» **Work to do**: Would you pull out every line of the material that contains the string "chromatographisch"?

» **Supplied material**:
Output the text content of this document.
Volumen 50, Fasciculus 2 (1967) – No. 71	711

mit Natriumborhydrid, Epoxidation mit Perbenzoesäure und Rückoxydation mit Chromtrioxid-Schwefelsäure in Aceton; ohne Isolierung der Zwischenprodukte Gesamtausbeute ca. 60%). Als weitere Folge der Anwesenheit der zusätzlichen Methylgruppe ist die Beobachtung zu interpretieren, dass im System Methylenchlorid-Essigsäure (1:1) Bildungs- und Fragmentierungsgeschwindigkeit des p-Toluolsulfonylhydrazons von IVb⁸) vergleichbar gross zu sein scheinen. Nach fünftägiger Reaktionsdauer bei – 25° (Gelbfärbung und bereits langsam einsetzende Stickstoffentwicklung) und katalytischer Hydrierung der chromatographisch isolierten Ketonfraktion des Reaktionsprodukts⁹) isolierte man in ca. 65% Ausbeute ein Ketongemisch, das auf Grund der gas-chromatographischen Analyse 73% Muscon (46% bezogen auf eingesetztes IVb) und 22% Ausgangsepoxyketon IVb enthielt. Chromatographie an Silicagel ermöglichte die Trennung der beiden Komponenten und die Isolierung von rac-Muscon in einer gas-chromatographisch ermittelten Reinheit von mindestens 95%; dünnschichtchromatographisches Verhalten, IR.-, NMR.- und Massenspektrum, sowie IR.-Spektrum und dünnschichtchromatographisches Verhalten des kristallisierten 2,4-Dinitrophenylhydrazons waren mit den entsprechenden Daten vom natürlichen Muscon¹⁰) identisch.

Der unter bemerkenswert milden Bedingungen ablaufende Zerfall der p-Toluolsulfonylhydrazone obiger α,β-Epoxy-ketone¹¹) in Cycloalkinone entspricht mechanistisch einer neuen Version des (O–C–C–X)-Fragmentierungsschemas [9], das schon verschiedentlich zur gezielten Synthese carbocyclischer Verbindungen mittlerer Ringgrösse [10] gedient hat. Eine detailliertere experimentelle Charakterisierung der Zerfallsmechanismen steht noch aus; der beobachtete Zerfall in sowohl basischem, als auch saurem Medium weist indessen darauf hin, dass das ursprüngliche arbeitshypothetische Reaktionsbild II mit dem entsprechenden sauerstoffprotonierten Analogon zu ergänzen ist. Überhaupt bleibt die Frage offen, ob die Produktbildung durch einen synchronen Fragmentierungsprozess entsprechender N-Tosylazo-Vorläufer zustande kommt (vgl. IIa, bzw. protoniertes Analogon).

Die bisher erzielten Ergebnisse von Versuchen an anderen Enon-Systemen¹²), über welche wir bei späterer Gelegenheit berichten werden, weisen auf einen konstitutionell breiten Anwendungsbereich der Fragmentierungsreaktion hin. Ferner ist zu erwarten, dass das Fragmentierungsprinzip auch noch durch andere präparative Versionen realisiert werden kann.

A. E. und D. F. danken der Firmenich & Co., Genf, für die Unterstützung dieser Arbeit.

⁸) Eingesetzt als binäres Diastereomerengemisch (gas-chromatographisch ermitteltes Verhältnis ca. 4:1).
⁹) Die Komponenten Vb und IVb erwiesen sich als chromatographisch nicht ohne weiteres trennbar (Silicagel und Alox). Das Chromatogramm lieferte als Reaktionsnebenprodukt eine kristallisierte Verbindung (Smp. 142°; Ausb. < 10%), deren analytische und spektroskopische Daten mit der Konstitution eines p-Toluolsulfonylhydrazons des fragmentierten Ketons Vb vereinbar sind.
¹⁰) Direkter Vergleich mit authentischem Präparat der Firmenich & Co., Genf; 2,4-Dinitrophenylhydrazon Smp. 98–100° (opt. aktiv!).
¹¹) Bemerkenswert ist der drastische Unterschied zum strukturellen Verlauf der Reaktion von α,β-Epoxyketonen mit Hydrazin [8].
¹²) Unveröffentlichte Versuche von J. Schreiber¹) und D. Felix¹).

» **The completed task**:
mit Natriumborhydrid, Epoxidation mit Perbenzoesäure und Rückoxydation mit Chromtrioxid-Schwefelsäure in Aceton; ohne Isolierung der Zwischenprodukte Gesamtausbeute ca. 60%). Als weitere Folge der Anwesenheit der zusätzlichen Methylgruppe ist die Beobachtung zu interpretieren, dass im System Methylenchlorid-Essigsäure (1:1) Bildungs- und Fragmentierungsgeschwindigkeit des p-Toluolsulfonylhydrazons von IVb⁸) vergleichbar gross zu sein scheinen. Nach fünftägiger Reaktionsdauer bei – 25° (Gelbfärbung und bereits langsam einsetzende Stickstoffentwicklung) und katalytischer Hydrierung der chromatographisch isolierten Ketonfraktion des Reaktionsprodukts⁹) isolierte man in ca. 65% Ausbeute ein Ketongemisch, das auf Grund der gas-chromatographischen Analyse 73% Muscon (46% bezogen auf eingesetztes IVb) und 22% Ausgangsepoxyketon IVb enthielt. Chromatographie an Silicagel ermöglichte die Trennung der beiden Komponenten und die Isolierung von rac-Muscon in einer gas-chromatographisch ermittelten Reinheit von mindestens 95%; dünnschichtchromatographisches Verhalten, IR.-, NMR.- und Massenspektrum, sowie IR.-Spektrum und dünnschichtchromatographisches Verhalten des kristallisierten 2,4-Dinitrophenylhydrazons waren mit den entsprechenden Daten vom natürlichen Muscon¹⁰) identisch.
⁸) Eingesetzt als binäres Diastereomerengemisch (gas-chromatographisch ermitteltes Verhältnis ca. 4:1).
⁹) Die Komponenten Vb und IVb erwiesen sich als chromatographisch nicht ohne weiteres trennbar (Silicagel und Alox). Das Chromatogramm lieferte als Reaktionsnebenprodukt eine kristallisierte Verbindung (Smp. 142°; Ausb. < 10%), deren analytische und spektroskopische Daten mit der Konstitution eines p-Toluolsulfonylhydrazons des fragmentierten Ketons Vb vereinbar sind.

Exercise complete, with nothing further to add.